>> start Data for this task

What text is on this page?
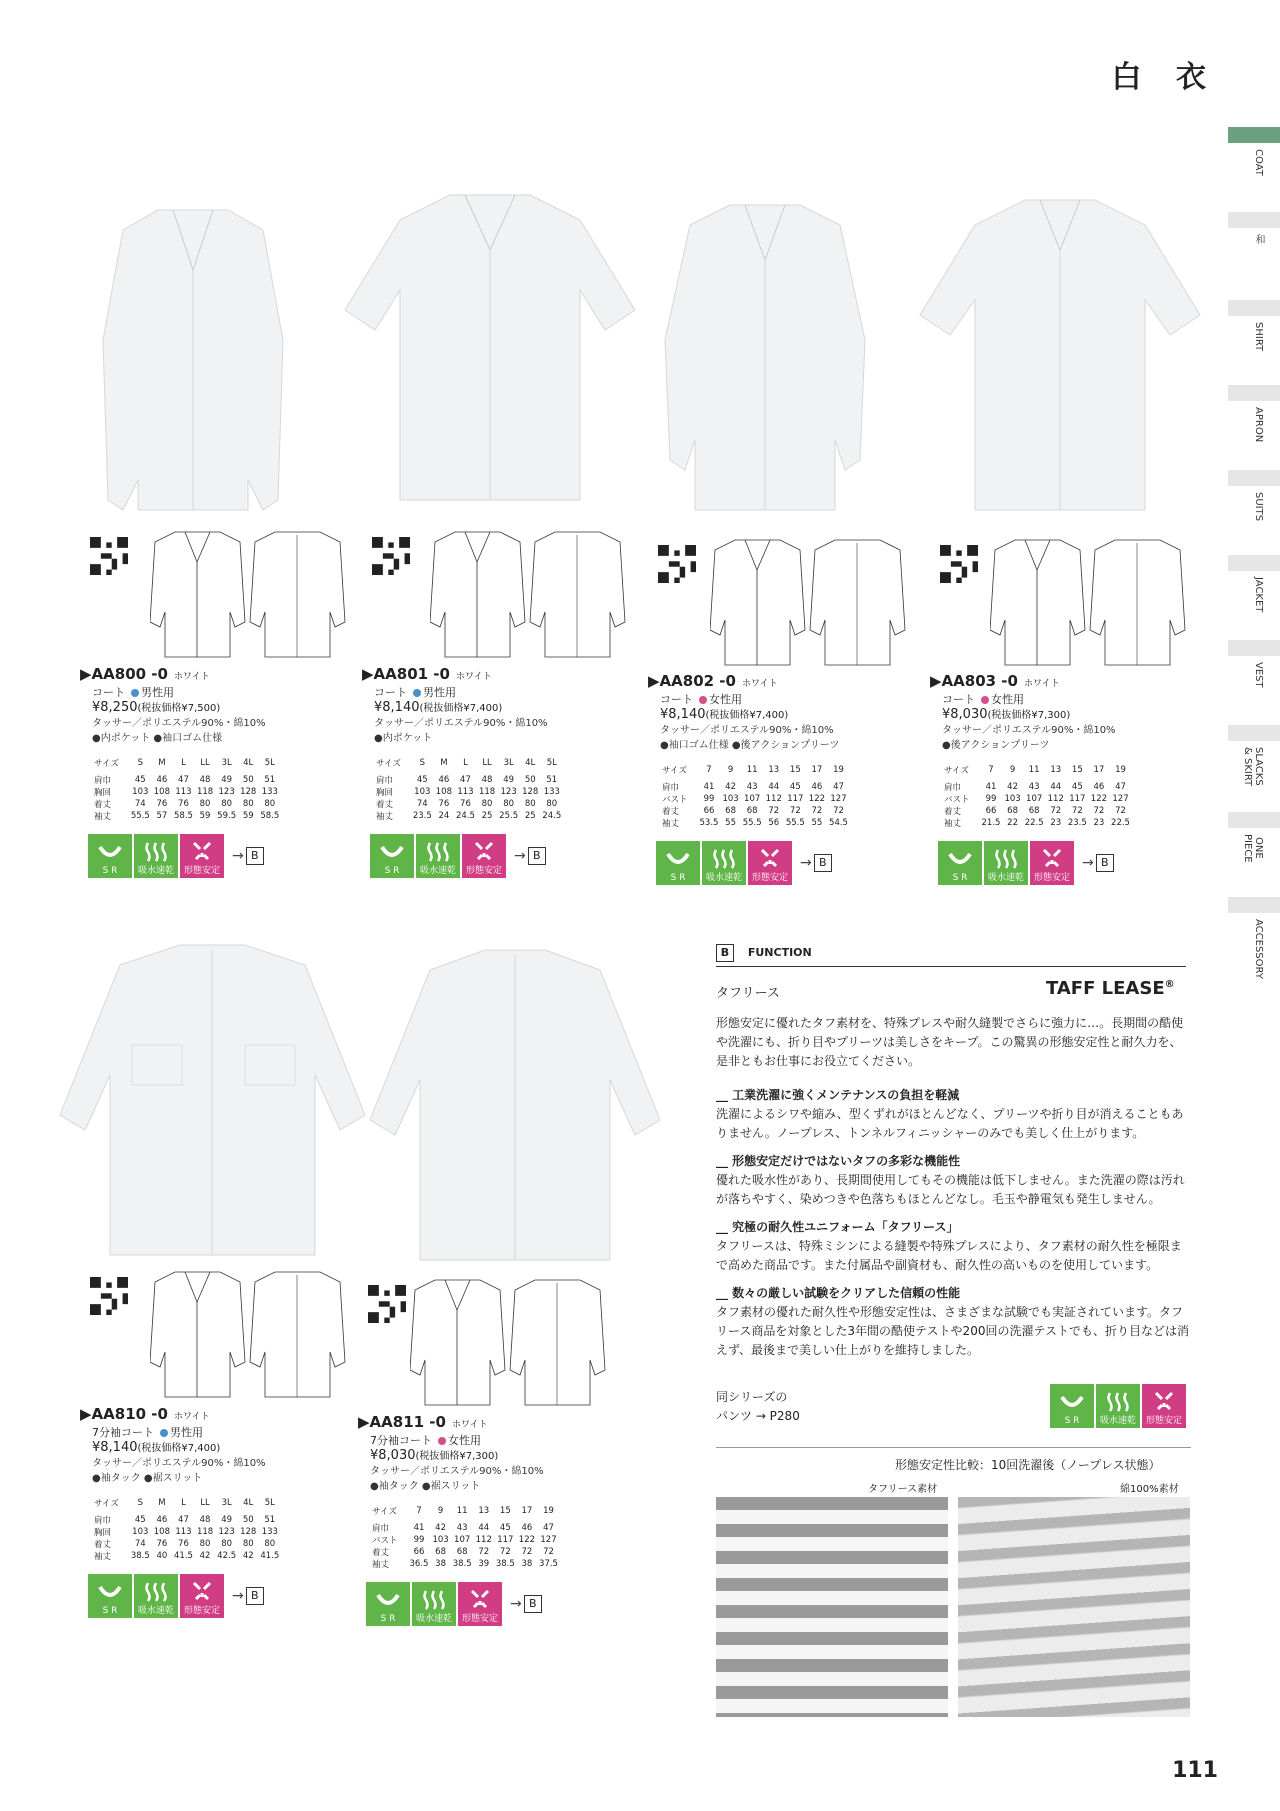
白 衣
111
COAT
和
SHIRT
APRON
SUITS
JACKET
VEST
SLACKS
& SKIRT
ONE
PIECE
ACCESSORY
▶AA800 -0 ホワイト
コート 男性用
¥8,250(税抜価格¥7,500)
タッサー／ポリエステル90%・綿10%
●内ポケット ●袖口ゴム仕様
サイズ	S	M	L	LL	3L	4L	5L
肩巾	45	46	47	48	49	50	51
胸回	103	108	113	118	123	128	133
着丈	74	76	76	80	80	80	80
袖丈	55.5	57	58.5	59	59.5	59	58.5
S R	吸水速乾	形態安定
→ B
▶AA801 -0 ホワイト
コート 男性用
¥8,140(税抜価格¥7,400)
タッサー／ポリエステル90%・綿10%
●内ポケット
サイズ	S	M	L	LL	3L	4L	5L
肩巾	45	46	47	48	49	50	51
胸回	103	108	113	118	123	128	133
着丈	74	76	76	80	80	80	80
袖丈	23.5	24	24.5	25	25.5	25	24.5
S R	吸水速乾	形態安定
→ B
▶AA802 -0 ホワイト
コート 女性用
¥8,140(税抜価格¥7,400)
タッサー／ポリエステル90%・綿10%
●袖口ゴム仕様 ●後アクションプリーツ
サイズ	7	9	11	13	15	17	19
肩巾	41	42	43	44	45	46	47
バスト	99	103	107	112	117	122	127
着丈	66	68	68	72	72	72	72
袖丈	53.5	55	55.5	56	55.5	55	54.5
S R	吸水速乾	形態安定
→ B
▶AA803 -0 ホワイト
コート 女性用
¥8,030(税抜価格¥7,300)
タッサー／ポリエステル90%・綿10%
●後アクションプリーツ
サイズ	7	9	11	13	15	17	19
肩巾	41	42	43	44	45	46	47
バスト	99	103	107	112	117	122	127
着丈	66	68	68	72	72	72	72
袖丈	21.5	22	22.5	23	23.5	23	22.5
S R	吸水速乾	形態安定
→ B
▶AA810 -0 ホワイト
7分袖コート 男性用
¥8,140(税抜価格¥7,400)
タッサー／ポリエステル90%・綿10%
●袖タック ●裾スリット
サイズ	S	M	L	LL	3L	4L	5L
肩巾	45	46	47	48	49	50	51
胸回	103	108	113	118	123	128	133
着丈	74	76	76	80	80	80	80
袖丈	38.5	40	41.5	42	42.5	42	41.5
S R	吸水速乾	形態安定
→ B
▶AA811 -0 ホワイト
7分袖コート 女性用
¥8,030(税抜価格¥7,300)
タッサー／ポリエステル90%・綿10%
●袖タック ●裾スリット
サイズ	7	9	11	13	15	17	19
肩巾	41	42	43	44	45	46	47
バスト	99	103	107	112	117	122	127
着丈	66	68	68	72	72	72	72
袖丈	36.5	38	38.5	39	38.5	38	37.5
S R	吸水速乾	形態安定
→ B
B FUNCTION
タフリース	TAFF LEASE®
形態安定に優れたタフ素材を、特殊プレスや耐久縫製でさらに強力に…。長期間の酷使や洗濯にも、折り目やプリーツは美しさをキープ。この驚異の形態安定性と耐久力を、是非ともお仕事にお役立てください。
__ 工業洗濯に強くメンテナンスの負担を軽減
洗濯によるシワや縮み、型くずれがほとんどなく、プリーツや折り目が消えることもありません。ノープレス、トンネルフィニッシャーのみでも美しく仕上がります。
__ 形態安定だけではないタフの多彩な機能性
優れた吸水性があり、長期間使用してもその機能は低下しません。また洗濯の際は汚れが落ちやすく、染めつきや色落ちもほとんどなし。毛玉や静電気も発生しません。
__ 究極の耐久性ユニフォーム「タフリース」
タフリースは、特殊ミシンによる縫製や特殊プレスにより、タフ素材の耐久性を極限まで高めた商品です。また付属品や副資材も、耐久性の高いものを使用しています。
__ 数々の厳しい試験をクリアした信頼の性能
タフ素材の優れた耐久性や形態安定性は、さまざまな試験でも実証されています。タフリース商品を対象とした3年間の酷使テストや200回の洗濯テストでも、折り目などは消えず、最後まで美しい仕上がりを維持しました。
同シリーズの
パンツ → P280	S R	吸水速乾	形態安定
形態安定性比較：10回洗濯後（ノープレス状態）
タフリース素材	綿100%素材
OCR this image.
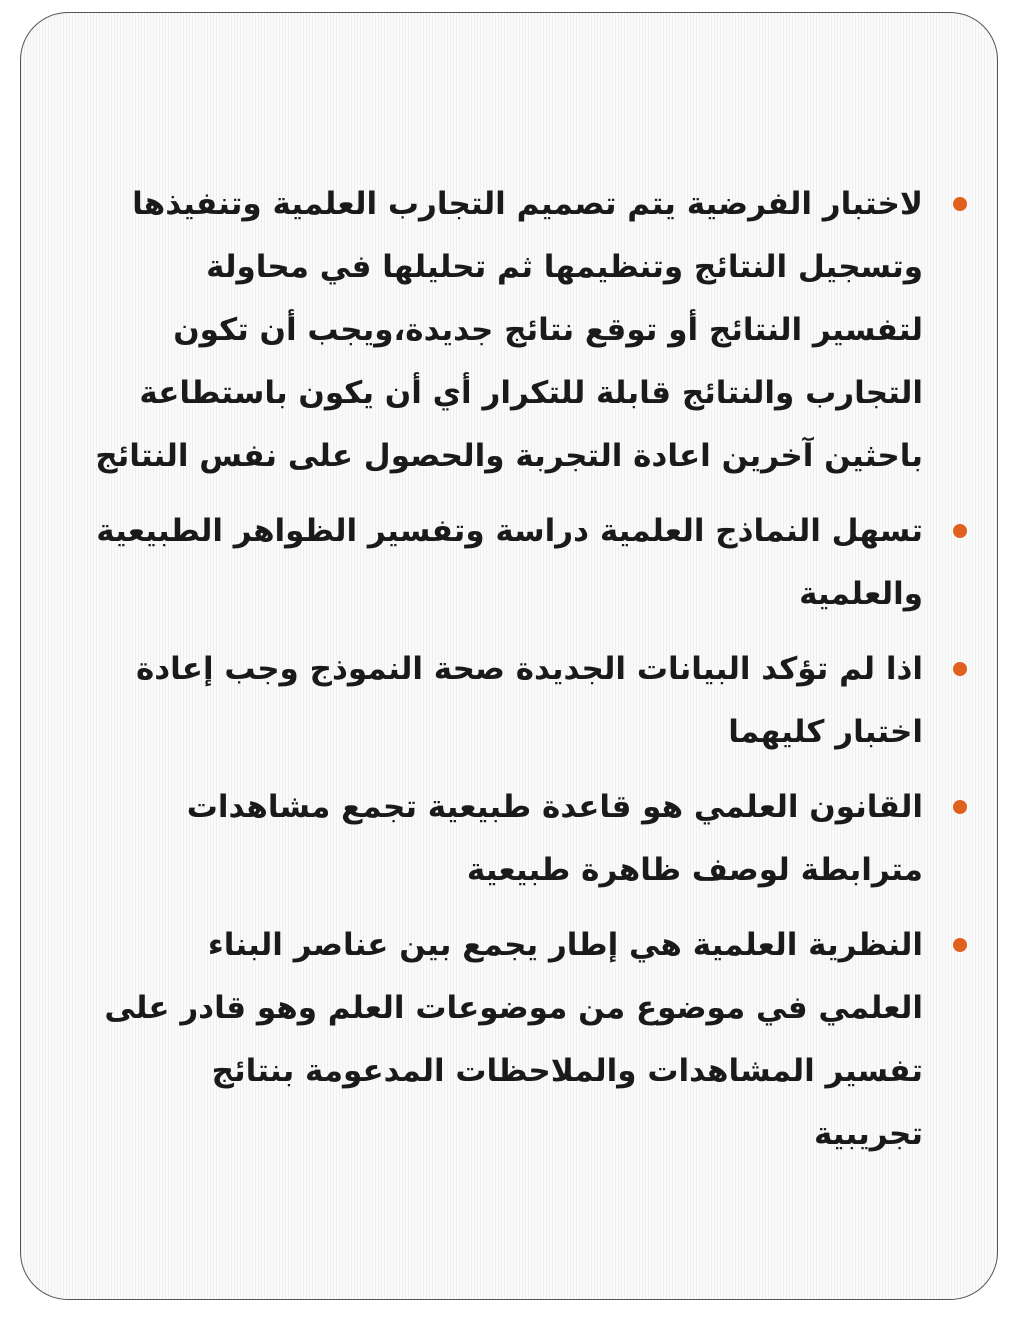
لاختبار الفرضية يتم تصميم التجارب العلمية وتنفيذها وتسجيل النتائج وتنظيمها ثم تحليلها في محاولة لتفسير النتائج أو توقع نتائج جديدة،ويجب أن تكون التجارب والنتائج قابلة للتكرار أي أن يكون باستطاعة باحثين آخرين اعادة التجربة والحصول على نفس النتائج
تسهل النماذج العلمية دراسة وتفسير الظواهر الطبيعية والعلمية
اذا لم تؤكد البيانات الجديدة صحة النموذج وجب إعادة اختبار كليهما
القانون العلمي هو قاعدة طبيعية تجمع مشاهدات مترابطة لوصف ظاهرة طبيعية
النظرية العلمية هي إطار يجمع بين عناصر البناء العلمي في موضوع من موضوعات العلم وهو قادر على تفسير المشاهدات والملاحظات المدعومة بنتائج تجريبية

>> end Data for this task

**Problem to work on:**
Would you set down the listing exactly, omitting pictures?

**Final answer:**
What text is on this page?
白 衣
111
COAT
和
SHIRT
APRON
SUITS
JACKET
VEST
SLACKS
& SKIRT
ONE
PIECE
ACCESSORY
▶AA800 -0 ホワイト
コート 男性用
¥8,250(税抜価格¥7,500)
タッサー／ポリエステル90%・綿10%
●内ポケット ●袖口ゴム仕様
サイズ	S	M	L	LL	3L	4L	5L
肩巾	45	46	47	48	49	50	51
胸回	103	108	113	118	123	128	133
着丈	74	76	76	80	80	80	80
袖丈	55.5	57	58.5	59	59.5	59	58.5
S R	吸水速乾	形態安定
→ B
▶AA801 -0 ホワイト
コート 男性用
¥8,140(税抜価格¥7,400)
タッサー／ポリエステル90%・綿10%
●内ポケット
サイズ	S	M	L	LL	3L	4L	5L
肩巾	45	46	47	48	49	50	51
胸回	103	108	113	118	123	128	133
着丈	74	76	76	80	80	80	80
袖丈	23.5	24	24.5	25	25.5	25	24.5
S R	吸水速乾	形態安定
→ B
▶AA802 -0 ホワイト
コート 女性用
¥8,140(税抜価格¥7,400)
タッサー／ポリエステル90%・綿10%
●袖口ゴム仕様 ●後アクションプリーツ
サイズ	7	9	11	13	15	17	19
肩巾	41	42	43	44	45	46	47
バスト	99	103	107	112	117	122	127
着丈	66	68	68	72	72	72	72
袖丈	53.5	55	55.5	56	55.5	55	54.5
S R	吸水速乾	形態安定
→ B
▶AA803 -0 ホワイト
コート 女性用
¥8,030(税抜価格¥7,300)
タッサー／ポリエステル90%・綿10%
●後アクションプリーツ
サイズ	7	9	11	13	15	17	19
肩巾	41	42	43	44	45	46	47
バスト	99	103	107	112	117	122	127
着丈	66	68	68	72	72	72	72
袖丈	21.5	22	22.5	23	23.5	23	22.5
S R	吸水速乾	形態安定
→ B
▶AA810 -0 ホワイト
7分袖コート 男性用
¥8,140(税抜価格¥7,400)
タッサー／ポリエステル90%・綿10%
●袖タック ●裾スリット
サイズ	S	M	L	LL	3L	4L	5L
肩巾	45	46	47	48	49	50	51
胸回	103	108	113	118	123	128	133
着丈	74	76	76	80	80	80	80
袖丈	38.5	40	41.5	42	42.5	42	41.5
S R	吸水速乾	形態安定
→ B
▶AA811 -0 ホワイト
7分袖コート 女性用
¥8,030(税抜価格¥7,300)
タッサー／ポリエステル90%・綿10%
●袖タック ●裾スリット
サイズ	7	9	11	13	15	17	19
肩巾	41	42	43	44	45	46	47
バスト	99	103	107	112	117	122	127
着丈	66	68	68	72	72	72	72
袖丈	36.5	38	38.5	39	38.5	38	37.5
S R	吸水速乾	形態安定
→ B
B FUNCTION
タフリース	TAFF LEASE®
形態安定に優れたタフ素材を、特殊プレスや耐久縫製でさらに強力に…。長期間の酷使や洗濯にも、折り目やプリーツは美しさをキープ。この驚異の形態安定性と耐久力を、是非ともお仕事にお役立てください。
__ 工業洗濯に強くメンテナンスの負担を軽減
洗濯によるシワや縮み、型くずれがほとんどなく、プリーツや折り目が消えることもありません。ノープレス、トンネルフィニッシャーのみでも美しく仕上がります。
__ 形態安定だけではないタフの多彩な機能性
優れた吸水性があり、長期間使用してもその機能は低下しません。また洗濯の際は汚れが落ちやすく、染めつきや色落ちもほとんどなし。毛玉や静電気も発生しません。
__ 究極の耐久性ユニフォーム「タフリース」
タフリースは、特殊ミシンによる縫製や特殊プレスにより、タフ素材の耐久性を極限まで高めた商品です。また付属品や副資材も、耐久性の高いものを使用しています。
__ 数々の厳しい試験をクリアした信頼の性能
タフ素材の優れた耐久性や形態安定性は、さまざまな試験でも実証されています。タフリース商品を対象とした3年間の酷使テストや200回の洗濯テストでも、折り目などは消えず、最後まで美しい仕上がりを維持しました。
同シリーズの
パンツ → P280	S R	吸水速乾	形態安定
形態安定性比較：10回洗濯後（ノープレス状態）
タフリース素材	綿100%素材
OCR this image.
لاختبار الفرضية يتم تصميم التجارب العلمية وتنفيذها وتسجيل النتائج وتنظيمها ثم تحليلها في محاولة لتفسير النتائج أو توقع نتائج جديدة،ويجب أن تكون التجارب والنتائج قابلة للتكرار أي أن يكون باستطاعة باحثين آخرين اعادة التجربة والحصول على نفس النتائج
تسهل النماذج العلمية دراسة وتفسير الظواهر الطبيعية والعلمية
اذا لم تؤكد البيانات الجديدة صحة النموذج وجب إعادة اختبار كليهما
القانون العلمي هو قاعدة طبيعية تجمع مشاهدات مترابطة لوصف ظاهرة طبيعية
النظرية العلمية هي إطار يجمع بين عناصر البناء العلمي في موضوع من موضوعات العلم وهو قادر على تفسير المشاهدات والملاحظات المدعومة بنتائج تجريبية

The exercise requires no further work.